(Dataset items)
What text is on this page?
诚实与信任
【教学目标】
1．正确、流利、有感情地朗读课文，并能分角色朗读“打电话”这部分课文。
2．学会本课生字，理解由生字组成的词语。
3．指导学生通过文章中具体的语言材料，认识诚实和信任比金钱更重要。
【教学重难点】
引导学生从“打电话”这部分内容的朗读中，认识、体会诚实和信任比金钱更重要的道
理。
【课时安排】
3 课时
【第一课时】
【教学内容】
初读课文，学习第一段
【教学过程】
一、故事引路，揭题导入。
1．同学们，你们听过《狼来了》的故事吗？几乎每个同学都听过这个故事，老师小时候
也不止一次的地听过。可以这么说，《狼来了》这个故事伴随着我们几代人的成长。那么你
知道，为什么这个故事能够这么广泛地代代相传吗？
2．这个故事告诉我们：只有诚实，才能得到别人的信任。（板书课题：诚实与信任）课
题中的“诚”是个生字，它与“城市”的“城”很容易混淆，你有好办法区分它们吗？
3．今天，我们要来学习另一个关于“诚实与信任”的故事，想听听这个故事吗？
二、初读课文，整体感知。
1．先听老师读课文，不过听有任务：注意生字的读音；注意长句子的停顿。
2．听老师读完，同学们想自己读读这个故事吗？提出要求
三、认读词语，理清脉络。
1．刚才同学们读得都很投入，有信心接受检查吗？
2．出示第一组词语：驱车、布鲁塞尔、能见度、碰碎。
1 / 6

--

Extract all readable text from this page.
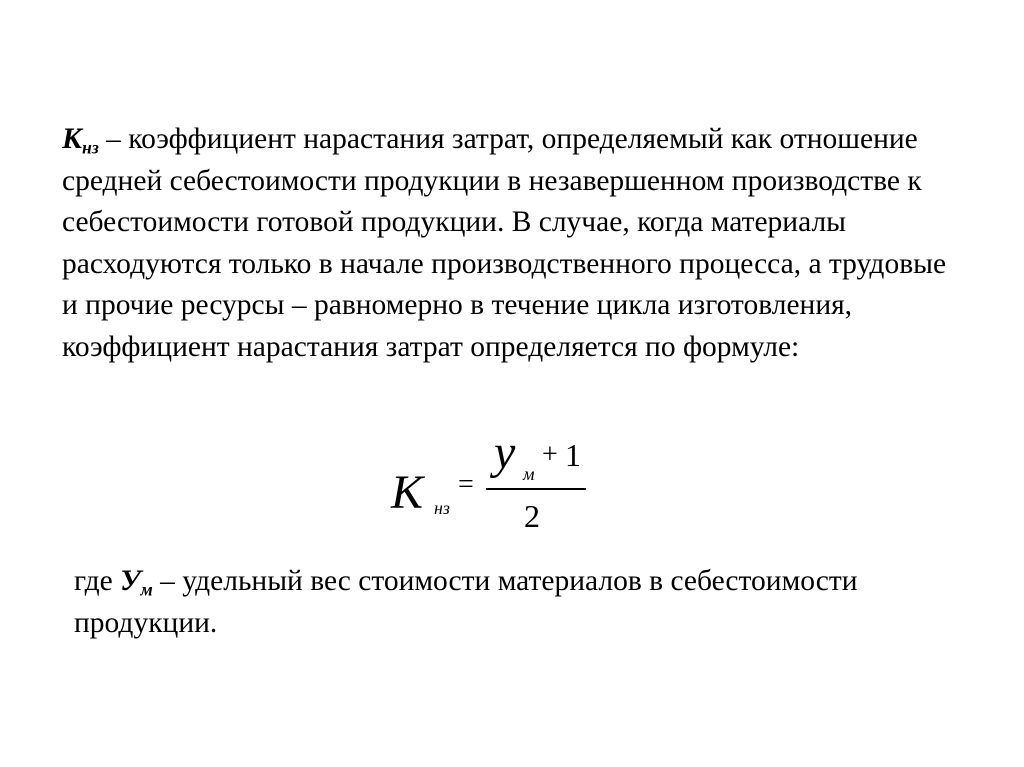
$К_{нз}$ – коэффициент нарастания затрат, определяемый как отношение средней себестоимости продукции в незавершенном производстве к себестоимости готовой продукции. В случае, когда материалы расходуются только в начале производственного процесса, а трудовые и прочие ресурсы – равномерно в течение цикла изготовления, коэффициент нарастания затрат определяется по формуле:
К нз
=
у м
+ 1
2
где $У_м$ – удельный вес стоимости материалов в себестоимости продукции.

- _Your task_
Go through the entries above and pull out each line with "this" in it.

- _Answer in full_
What text is on this page?
Extract all readable text from this page.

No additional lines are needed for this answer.